■ EXERCISE REQUIREMENTS
Make an exact copy of the records, with the images left out.

■ RAW RECORDS

====

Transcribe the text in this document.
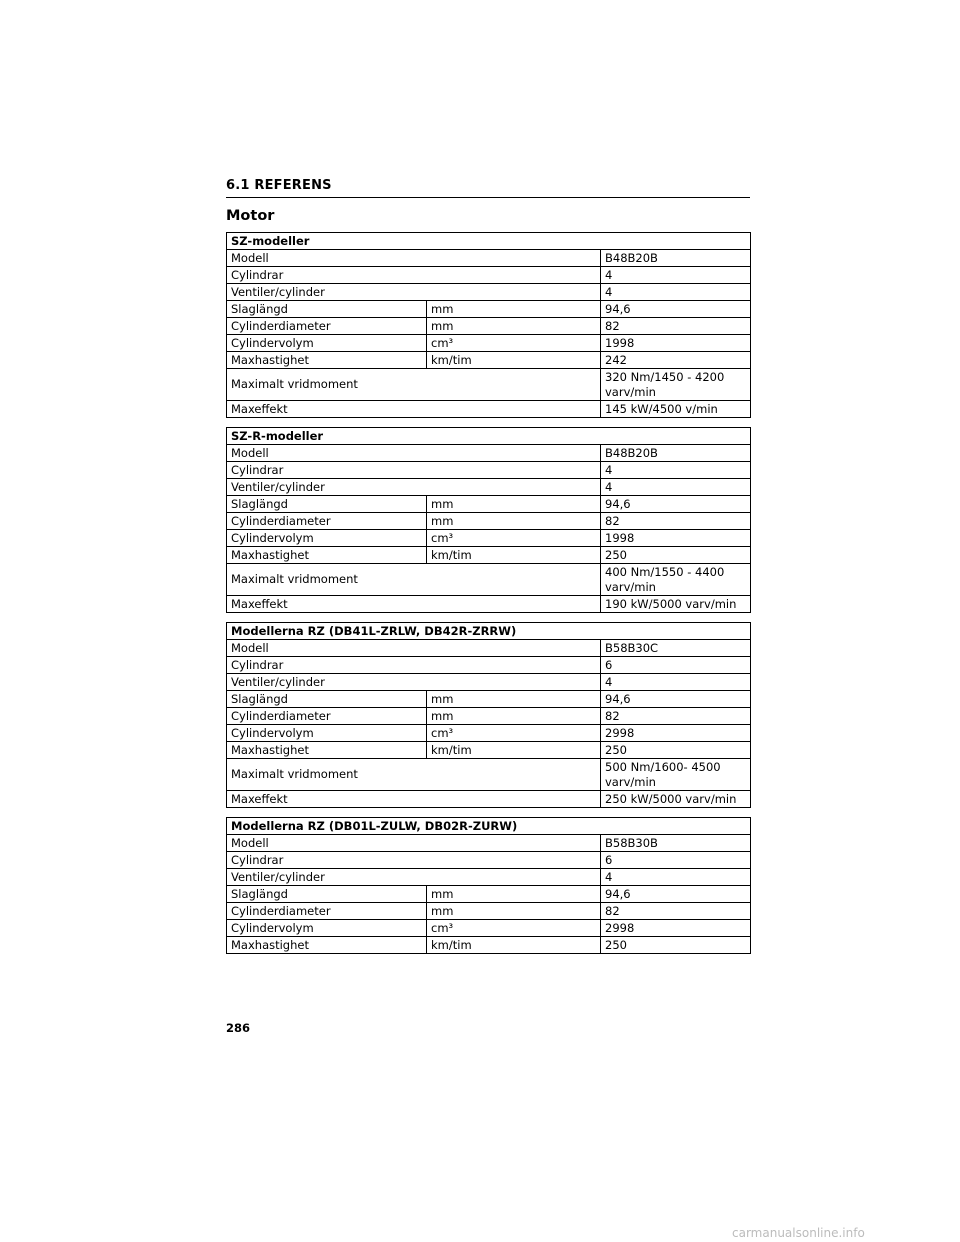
6.1 REFERENS
Motor
SZ-modeller		
Modell		B48B20B
Cylindrar		4
Ventiler/cylinder		4
Slaglängd	mm	94,6
Cylinderdiameter	mm	82
Cylindervolym	cm³	1998
Maxhastighet	km/tim	242
Maximalt vridmoment		320 Nm/1450 - 4200 varv/min
Maxeffekt		145 kW/4500 v/min
SZ-R-modeller		
Modell		B48B20B
Cylindrar		4
Ventiler/cylinder		4
Slaglängd	mm	94,6
Cylinderdiameter	mm	82
Cylindervolym	cm³	1998
Maxhastighet	km/tim	250
Maximalt vridmoment		400 Nm/1550 - 4400 varv/min
Maxeffekt		190 kW/5000 varv/min
Modellerna RZ (DB41L-ZRLW, DB42R-ZRRW)		
Modell		B58B30C
Cylindrar		6
Ventiler/cylinder		4
Slaglängd	mm	94,6
Cylinderdiameter	mm	82
Cylindervolym	cm³	2998
Maxhastighet	km/tim	250
Maximalt vridmoment		500 Nm/1600- 4500 varv/min
Maxeffekt		250 kW/5000 varv/min
Modellerna RZ (DB01L-ZULW, DB02R-ZURW)		
Modell		B58B30B
Cylindrar		6
Ventiler/cylinder		4
Slaglängd	mm	94,6
Cylinderdiameter	mm	82
Cylindervolym	cm³	2998
Maxhastighet	km/tim	250
286
carmanualsonline.info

====

■ SOLUTION TO THIS TASK
Transcribe the text in this document.
6.1 REFERENS
Motor
SZ-modeller		
Modell		B48B20B
Cylindrar		4
Ventiler/cylinder		4
Slaglängd	mm	94,6
Cylinderdiameter	mm	82
Cylindervolym	cm³	1998
Maxhastighet	km/tim	242
Maximalt vridmoment		320 Nm/1450 - 4200 varv/min
Maxeffekt		145 kW/4500 v/min
SZ-R-modeller		
Modell		B48B20B
Cylindrar		4
Ventiler/cylinder		4
Slaglängd	mm	94,6
Cylinderdiameter	mm	82
Cylindervolym	cm³	1998
Maxhastighet	km/tim	250
Maximalt vridmoment		400 Nm/1550 - 4400 varv/min
Maxeffekt		190 kW/5000 varv/min
Modellerna RZ (DB41L-ZRLW, DB42R-ZRRW)		
Modell		B58B30C
Cylindrar		6
Ventiler/cylinder		4
Slaglängd	mm	94,6
Cylinderdiameter	mm	82
Cylindervolym	cm³	2998
Maxhastighet	km/tim	250
Maximalt vridmoment		500 Nm/1600- 4500 varv/min
Maxeffekt		250 kW/5000 varv/min
Modellerna RZ (DB01L-ZULW, DB02R-ZURW)		
Modell		B58B30B
Cylindrar		6
Ventiler/cylinder		4
Slaglängd	mm	94,6
Cylinderdiameter	mm	82
Cylindervolym	cm³	2998
Maxhastighet	km/tim	250
286
carmanualsonline.info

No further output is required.